Saved data entries:

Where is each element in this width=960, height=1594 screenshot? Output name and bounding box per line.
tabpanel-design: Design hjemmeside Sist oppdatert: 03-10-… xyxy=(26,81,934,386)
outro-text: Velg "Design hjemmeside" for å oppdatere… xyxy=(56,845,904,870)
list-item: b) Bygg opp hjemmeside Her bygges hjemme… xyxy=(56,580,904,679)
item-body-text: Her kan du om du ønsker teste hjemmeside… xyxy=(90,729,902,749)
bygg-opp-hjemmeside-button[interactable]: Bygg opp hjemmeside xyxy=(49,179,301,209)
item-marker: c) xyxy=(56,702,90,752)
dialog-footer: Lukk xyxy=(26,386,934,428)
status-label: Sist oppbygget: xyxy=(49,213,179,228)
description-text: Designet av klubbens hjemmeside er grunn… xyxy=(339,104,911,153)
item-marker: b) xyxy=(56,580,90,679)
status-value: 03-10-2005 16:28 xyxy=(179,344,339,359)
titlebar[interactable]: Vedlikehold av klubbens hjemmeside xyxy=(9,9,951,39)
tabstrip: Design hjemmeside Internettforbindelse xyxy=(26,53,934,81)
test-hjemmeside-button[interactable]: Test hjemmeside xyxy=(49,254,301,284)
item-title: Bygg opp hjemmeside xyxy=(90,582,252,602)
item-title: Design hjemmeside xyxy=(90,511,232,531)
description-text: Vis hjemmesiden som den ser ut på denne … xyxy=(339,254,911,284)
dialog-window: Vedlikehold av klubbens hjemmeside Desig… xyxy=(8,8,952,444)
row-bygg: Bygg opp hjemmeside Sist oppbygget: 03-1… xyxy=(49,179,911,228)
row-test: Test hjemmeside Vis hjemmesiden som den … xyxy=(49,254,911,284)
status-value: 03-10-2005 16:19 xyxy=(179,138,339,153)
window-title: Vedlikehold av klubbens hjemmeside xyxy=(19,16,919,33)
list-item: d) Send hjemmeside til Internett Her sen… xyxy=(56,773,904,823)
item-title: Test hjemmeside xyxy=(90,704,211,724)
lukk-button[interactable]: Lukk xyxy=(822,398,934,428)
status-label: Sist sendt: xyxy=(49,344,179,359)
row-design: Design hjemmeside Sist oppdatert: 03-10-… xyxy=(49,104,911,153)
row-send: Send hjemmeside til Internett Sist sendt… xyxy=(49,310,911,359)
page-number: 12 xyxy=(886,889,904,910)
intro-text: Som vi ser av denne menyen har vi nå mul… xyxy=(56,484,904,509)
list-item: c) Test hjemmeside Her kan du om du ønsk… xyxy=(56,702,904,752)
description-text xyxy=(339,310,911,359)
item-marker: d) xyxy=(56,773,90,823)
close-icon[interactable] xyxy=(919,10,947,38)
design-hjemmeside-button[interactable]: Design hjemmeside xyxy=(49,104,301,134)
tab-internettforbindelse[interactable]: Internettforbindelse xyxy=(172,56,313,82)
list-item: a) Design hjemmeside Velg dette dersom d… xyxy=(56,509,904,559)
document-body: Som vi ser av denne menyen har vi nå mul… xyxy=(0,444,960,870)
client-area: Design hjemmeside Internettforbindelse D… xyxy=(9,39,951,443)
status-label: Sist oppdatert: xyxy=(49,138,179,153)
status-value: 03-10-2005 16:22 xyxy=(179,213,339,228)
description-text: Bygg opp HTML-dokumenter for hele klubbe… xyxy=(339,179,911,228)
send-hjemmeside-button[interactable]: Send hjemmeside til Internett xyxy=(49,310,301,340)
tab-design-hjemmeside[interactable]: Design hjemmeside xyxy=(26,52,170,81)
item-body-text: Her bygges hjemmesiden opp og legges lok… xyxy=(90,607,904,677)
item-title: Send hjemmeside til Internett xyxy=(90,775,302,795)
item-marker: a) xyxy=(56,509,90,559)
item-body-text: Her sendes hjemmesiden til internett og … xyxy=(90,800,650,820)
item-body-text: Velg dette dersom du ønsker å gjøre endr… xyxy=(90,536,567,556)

- [Given instruction]: Reproduce the stretch of the records from their start through the line containing "item-title: Design hjemmeside", substituting "Close" for "Lukk" and leaving everything else unchanged.

- [Solution for this problem]:
Where is each element in this width=960, height=1594 screenshot? Output name and bounding box per line.
tabpanel-design: Design hjemmeside Sist oppdatert: 03-10-… xyxy=(26,81,934,386)
outro-text: Velg "Design hjemmeside" for å oppdatere… xyxy=(56,845,904,870)
list-item: b) Bygg opp hjemmeside Her bygges hjemme… xyxy=(56,580,904,679)
item-body-text: Her kan du om du ønsker teste hjemmeside… xyxy=(90,729,902,749)
bygg-opp-hjemmeside-button[interactable]: Bygg opp hjemmeside xyxy=(49,179,301,209)
item-marker: c) xyxy=(56,702,90,752)
dialog-footer: Close xyxy=(26,386,934,428)
status-label: Sist oppbygget: xyxy=(49,213,179,228)
description-text: Designet av klubbens hjemmeside er grunn… xyxy=(339,104,911,153)
item-marker: b) xyxy=(56,580,90,679)
status-value: 03-10-2005 16:28 xyxy=(179,344,339,359)
titlebar[interactable]: Vedlikehold av klubbens hjemmeside xyxy=(9,9,951,39)
tabstrip: Design hjemmeside Internettforbindelse xyxy=(26,53,934,81)
test-hjemmeside-button[interactable]: Test hjemmeside xyxy=(49,254,301,284)
item-title: Bygg opp hjemmeside xyxy=(90,582,252,602)
item-title: Design hjemmeside xyxy=(90,511,232,531)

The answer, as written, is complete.